■ Task details ■
Find each line containing the string "JSON" and return it.

■ Data provided ■

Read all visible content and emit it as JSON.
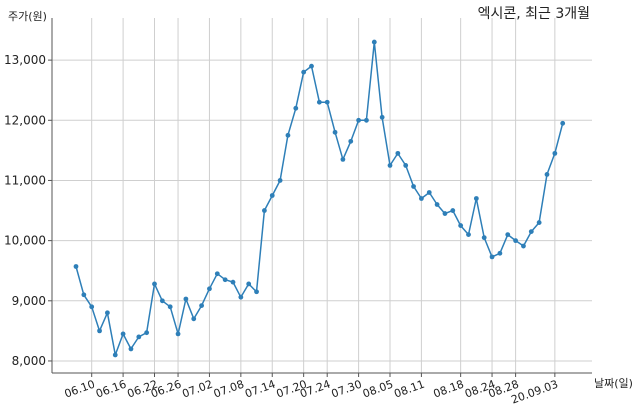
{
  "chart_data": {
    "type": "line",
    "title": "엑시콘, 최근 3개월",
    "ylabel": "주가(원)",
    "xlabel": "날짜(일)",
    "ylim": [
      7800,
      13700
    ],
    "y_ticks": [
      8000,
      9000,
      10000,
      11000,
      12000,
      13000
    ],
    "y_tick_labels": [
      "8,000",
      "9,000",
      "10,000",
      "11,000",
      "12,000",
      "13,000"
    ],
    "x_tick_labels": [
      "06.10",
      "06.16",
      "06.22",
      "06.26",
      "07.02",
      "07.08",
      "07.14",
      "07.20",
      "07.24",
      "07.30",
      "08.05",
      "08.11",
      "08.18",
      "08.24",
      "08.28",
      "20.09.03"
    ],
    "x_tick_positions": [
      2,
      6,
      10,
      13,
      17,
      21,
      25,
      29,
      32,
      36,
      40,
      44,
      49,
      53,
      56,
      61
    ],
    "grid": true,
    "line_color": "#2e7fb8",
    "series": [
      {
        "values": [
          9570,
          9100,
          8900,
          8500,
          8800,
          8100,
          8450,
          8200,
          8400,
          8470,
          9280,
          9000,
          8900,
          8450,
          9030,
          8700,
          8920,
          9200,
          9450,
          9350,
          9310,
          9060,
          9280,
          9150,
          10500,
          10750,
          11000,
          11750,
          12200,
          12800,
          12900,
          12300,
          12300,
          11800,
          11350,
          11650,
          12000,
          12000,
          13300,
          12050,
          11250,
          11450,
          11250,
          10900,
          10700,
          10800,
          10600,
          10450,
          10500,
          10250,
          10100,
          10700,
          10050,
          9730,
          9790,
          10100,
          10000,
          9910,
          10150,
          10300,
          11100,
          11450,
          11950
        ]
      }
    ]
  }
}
...
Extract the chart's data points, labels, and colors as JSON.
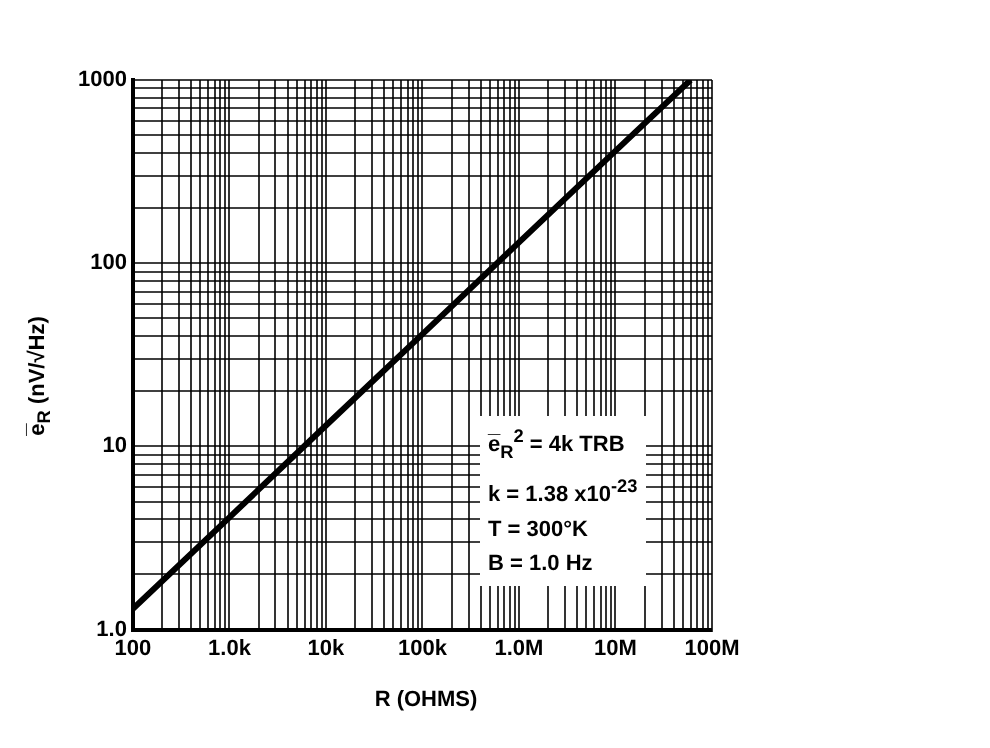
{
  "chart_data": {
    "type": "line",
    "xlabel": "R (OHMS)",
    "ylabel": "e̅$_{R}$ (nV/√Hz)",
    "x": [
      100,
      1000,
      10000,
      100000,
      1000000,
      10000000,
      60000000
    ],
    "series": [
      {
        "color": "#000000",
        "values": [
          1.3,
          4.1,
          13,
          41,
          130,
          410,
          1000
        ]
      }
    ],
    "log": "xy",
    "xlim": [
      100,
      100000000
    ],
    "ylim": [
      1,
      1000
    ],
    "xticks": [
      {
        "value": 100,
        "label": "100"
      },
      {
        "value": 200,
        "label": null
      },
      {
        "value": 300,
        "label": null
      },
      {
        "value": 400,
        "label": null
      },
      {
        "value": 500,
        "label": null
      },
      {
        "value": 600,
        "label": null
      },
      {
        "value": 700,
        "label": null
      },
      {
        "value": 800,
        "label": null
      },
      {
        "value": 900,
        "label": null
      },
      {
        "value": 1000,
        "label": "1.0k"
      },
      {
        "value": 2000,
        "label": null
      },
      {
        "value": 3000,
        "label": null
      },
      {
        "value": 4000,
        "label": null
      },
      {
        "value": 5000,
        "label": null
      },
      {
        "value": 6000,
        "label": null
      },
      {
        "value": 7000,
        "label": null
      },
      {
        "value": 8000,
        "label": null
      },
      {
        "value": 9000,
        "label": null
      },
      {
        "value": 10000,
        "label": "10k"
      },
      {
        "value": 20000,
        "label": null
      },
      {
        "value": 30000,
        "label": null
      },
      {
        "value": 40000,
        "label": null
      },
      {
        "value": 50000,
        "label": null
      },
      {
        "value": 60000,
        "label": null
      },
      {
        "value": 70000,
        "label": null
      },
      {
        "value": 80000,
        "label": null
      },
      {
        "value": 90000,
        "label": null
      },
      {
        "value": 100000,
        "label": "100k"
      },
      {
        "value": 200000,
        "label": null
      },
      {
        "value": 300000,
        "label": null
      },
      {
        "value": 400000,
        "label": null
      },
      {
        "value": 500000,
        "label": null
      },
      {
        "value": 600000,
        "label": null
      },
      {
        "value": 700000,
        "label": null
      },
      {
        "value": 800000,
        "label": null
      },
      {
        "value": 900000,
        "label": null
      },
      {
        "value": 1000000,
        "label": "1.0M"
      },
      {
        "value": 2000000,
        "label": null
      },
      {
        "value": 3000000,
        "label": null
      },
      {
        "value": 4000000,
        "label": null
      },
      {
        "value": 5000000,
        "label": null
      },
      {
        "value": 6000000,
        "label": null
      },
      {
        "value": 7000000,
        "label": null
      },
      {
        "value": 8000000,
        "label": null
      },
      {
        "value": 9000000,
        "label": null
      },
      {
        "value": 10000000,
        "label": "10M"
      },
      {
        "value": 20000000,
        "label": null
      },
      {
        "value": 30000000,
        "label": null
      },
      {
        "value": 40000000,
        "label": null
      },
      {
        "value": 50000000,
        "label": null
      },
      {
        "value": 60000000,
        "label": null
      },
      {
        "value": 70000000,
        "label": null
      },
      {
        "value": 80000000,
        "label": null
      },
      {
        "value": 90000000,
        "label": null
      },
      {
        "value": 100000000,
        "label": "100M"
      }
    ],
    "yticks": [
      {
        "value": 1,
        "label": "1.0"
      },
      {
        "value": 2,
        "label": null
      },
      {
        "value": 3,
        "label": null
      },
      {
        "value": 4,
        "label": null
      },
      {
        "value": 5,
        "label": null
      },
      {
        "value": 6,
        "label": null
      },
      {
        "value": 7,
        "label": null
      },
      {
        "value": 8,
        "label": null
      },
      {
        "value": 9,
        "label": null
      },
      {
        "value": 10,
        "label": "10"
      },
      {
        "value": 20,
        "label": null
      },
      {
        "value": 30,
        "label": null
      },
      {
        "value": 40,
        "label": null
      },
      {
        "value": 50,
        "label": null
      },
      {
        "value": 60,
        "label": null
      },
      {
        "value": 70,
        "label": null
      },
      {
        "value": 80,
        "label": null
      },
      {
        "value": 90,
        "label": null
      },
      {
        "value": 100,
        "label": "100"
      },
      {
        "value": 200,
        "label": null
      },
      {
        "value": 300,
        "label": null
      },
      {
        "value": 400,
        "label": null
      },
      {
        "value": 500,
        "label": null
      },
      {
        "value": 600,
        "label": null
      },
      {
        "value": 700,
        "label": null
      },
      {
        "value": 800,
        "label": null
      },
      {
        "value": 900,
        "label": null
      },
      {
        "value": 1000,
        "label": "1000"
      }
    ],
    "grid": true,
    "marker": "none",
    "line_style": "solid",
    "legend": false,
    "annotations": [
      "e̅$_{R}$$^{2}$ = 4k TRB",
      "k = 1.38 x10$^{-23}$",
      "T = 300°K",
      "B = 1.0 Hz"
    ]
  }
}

■ Final result ■
Read all visible content and emit it as JSON.
Extract the chart's data points, labels, and colors as JSON.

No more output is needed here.